(Page element annotations)

──────────

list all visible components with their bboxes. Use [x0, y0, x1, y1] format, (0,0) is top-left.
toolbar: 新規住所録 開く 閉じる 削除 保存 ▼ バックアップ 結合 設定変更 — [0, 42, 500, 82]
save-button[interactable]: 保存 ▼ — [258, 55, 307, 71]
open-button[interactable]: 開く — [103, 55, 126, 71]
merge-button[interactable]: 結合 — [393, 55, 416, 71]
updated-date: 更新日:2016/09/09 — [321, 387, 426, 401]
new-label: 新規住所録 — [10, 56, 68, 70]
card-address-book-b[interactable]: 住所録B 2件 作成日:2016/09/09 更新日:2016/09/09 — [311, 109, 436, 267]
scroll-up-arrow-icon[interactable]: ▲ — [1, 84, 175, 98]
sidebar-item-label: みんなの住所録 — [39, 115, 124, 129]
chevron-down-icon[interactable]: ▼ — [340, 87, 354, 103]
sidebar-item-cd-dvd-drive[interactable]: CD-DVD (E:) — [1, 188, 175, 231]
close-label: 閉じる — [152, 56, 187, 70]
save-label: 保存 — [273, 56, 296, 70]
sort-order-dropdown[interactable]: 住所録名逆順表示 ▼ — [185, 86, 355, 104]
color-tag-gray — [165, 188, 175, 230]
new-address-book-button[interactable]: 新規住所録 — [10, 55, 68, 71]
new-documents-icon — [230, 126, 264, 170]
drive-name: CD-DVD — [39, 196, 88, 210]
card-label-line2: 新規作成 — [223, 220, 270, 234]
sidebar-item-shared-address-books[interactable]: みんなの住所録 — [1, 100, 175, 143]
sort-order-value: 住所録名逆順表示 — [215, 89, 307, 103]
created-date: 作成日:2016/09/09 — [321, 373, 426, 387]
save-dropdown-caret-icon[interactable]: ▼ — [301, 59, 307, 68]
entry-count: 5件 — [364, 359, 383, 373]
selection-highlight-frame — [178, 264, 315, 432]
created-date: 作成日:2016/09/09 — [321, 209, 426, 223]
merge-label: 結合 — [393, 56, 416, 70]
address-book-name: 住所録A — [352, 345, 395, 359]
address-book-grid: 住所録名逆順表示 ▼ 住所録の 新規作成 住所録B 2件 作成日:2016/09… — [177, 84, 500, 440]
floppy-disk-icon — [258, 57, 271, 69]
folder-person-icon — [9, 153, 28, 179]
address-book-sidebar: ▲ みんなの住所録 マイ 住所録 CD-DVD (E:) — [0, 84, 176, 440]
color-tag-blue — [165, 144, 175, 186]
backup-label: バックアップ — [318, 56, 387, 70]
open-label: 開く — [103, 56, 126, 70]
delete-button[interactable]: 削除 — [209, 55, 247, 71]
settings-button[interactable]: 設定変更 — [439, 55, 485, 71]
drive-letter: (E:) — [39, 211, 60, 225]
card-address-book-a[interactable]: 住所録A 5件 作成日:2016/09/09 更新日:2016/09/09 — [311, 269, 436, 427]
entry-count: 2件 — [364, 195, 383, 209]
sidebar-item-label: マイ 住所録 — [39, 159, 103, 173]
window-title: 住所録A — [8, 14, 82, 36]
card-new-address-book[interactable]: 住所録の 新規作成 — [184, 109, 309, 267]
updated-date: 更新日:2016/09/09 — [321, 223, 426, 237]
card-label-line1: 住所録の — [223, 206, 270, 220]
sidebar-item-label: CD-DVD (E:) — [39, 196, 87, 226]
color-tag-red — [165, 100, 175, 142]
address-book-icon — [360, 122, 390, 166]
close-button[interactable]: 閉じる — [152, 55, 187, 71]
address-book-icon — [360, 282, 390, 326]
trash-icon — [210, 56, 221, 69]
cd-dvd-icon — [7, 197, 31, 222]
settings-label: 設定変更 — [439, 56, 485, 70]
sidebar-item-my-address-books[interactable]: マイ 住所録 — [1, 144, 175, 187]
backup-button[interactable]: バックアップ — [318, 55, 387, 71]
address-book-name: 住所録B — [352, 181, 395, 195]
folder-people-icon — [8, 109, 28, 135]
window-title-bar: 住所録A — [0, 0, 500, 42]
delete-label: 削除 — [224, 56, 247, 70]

──────────

§ **TASK INSTRUCTIONS**: Can you repeat the lines above, replacing "sidebar-item-label" with "sidebar-entry-label" everywhere it appears and leaving everything else unchanged?

§ **EXERCISE RESULT**:
list all visible components with their bboxes. Use [x0, y0, x1, y1] format, (0,0) is top-left.
toolbar: 新規住所録 開く 閉じる 削除 保存 ▼ バックアップ 結合 設定変更 — [0, 42, 500, 82]
save-button[interactable]: 保存 ▼ — [258, 55, 307, 71]
open-button[interactable]: 開く — [103, 55, 126, 71]
merge-button[interactable]: 結合 — [393, 55, 416, 71]
updated-date: 更新日:2016/09/09 — [321, 387, 426, 401]
new-label: 新規住所録 — [10, 56, 68, 70]
card-address-book-b[interactable]: 住所録B 2件 作成日:2016/09/09 更新日:2016/09/09 — [311, 109, 436, 267]
scroll-up-arrow-icon[interactable]: ▲ — [1, 84, 175, 98]
sidebar-entry-label: みんなの住所録 — [39, 115, 124, 129]
chevron-down-icon[interactable]: ▼ — [340, 87, 354, 103]
sidebar-item-cd-dvd-drive[interactable]: CD-DVD (E:) — [1, 188, 175, 231]
close-label: 閉じる — [152, 56, 187, 70]
save-label: 保存 — [273, 56, 296, 70]
sort-order-dropdown[interactable]: 住所録名逆順表示 ▼ — [185, 86, 355, 104]
color-tag-gray — [165, 188, 175, 230]
new-address-book-button[interactable]: 新規住所録 — [10, 55, 68, 71]
new-documents-icon — [230, 126, 264, 170]
drive-name: CD-DVD — [39, 196, 88, 210]
card-label-line2: 新規作成 — [223, 220, 270, 234]
sidebar-item-shared-address-books[interactable]: みんなの住所録 — [1, 100, 175, 143]
sort-order-value: 住所録名逆順表示 — [215, 89, 307, 103]
created-date: 作成日:2016/09/09 — [321, 373, 426, 387]
save-dropdown-caret-icon[interactable]: ▼ — [301, 59, 307, 68]
entry-count: 5件 — [364, 359, 383, 373]
selection-highlight-frame — [178, 264, 315, 432]
created-date: 作成日:2016/09/09 — [321, 209, 426, 223]
merge-label: 結合 — [393, 56, 416, 70]
address-book-name: 住所録A — [352, 345, 395, 359]
address-book-grid: 住所録名逆順表示 ▼ 住所録の 新規作成 住所録B 2件 作成日:2016/09… — [177, 84, 500, 440]
floppy-disk-icon — [258, 57, 271, 69]
folder-person-icon — [9, 153, 28, 179]
address-book-sidebar: ▲ みんなの住所録 マイ 住所録 CD-DVD (E:) — [0, 84, 176, 440]
color-tag-blue — [165, 144, 175, 186]
backup-label: バックアップ — [318, 56, 387, 70]
open-label: 開く — [103, 56, 126, 70]
delete-button[interactable]: 削除 — [209, 55, 247, 71]
settings-button[interactable]: 設定変更 — [439, 55, 485, 71]
drive-letter: (E:) — [39, 211, 60, 225]
card-address-book-a[interactable]: 住所録A 5件 作成日:2016/09/09 更新日:2016/09/09 — [311, 269, 436, 427]
entry-count: 2件 — [364, 195, 383, 209]
sidebar-entry-label: マイ 住所録 — [39, 159, 103, 173]
window-title: 住所録A — [8, 14, 82, 36]
card-new-address-book[interactable]: 住所録の 新規作成 — [184, 109, 309, 267]
updated-date: 更新日:2016/09/09 — [321, 223, 426, 237]
card-label-line1: 住所録の — [223, 206, 270, 220]
sidebar-entry-label: CD-DVD (E:) — [39, 196, 87, 226]
color-tag-red — [165, 100, 175, 142]
address-book-icon — [360, 122, 390, 166]
close-button[interactable]: 閉じる — [152, 55, 187, 71]
address-book-icon — [360, 282, 390, 326]
trash-icon — [210, 56, 221, 69]
cd-dvd-icon — [7, 197, 31, 222]
settings-label: 設定変更 — [439, 56, 485, 70]
sidebar-item-my-address-books[interactable]: マイ 住所録 — [1, 144, 175, 187]
backup-button[interactable]: バックアップ — [318, 55, 387, 71]
address-book-name: 住所録B — [352, 181, 395, 195]
folder-people-icon — [8, 109, 28, 135]
window-title-bar: 住所録A — [0, 0, 500, 42]
delete-label: 削除 — [224, 56, 247, 70]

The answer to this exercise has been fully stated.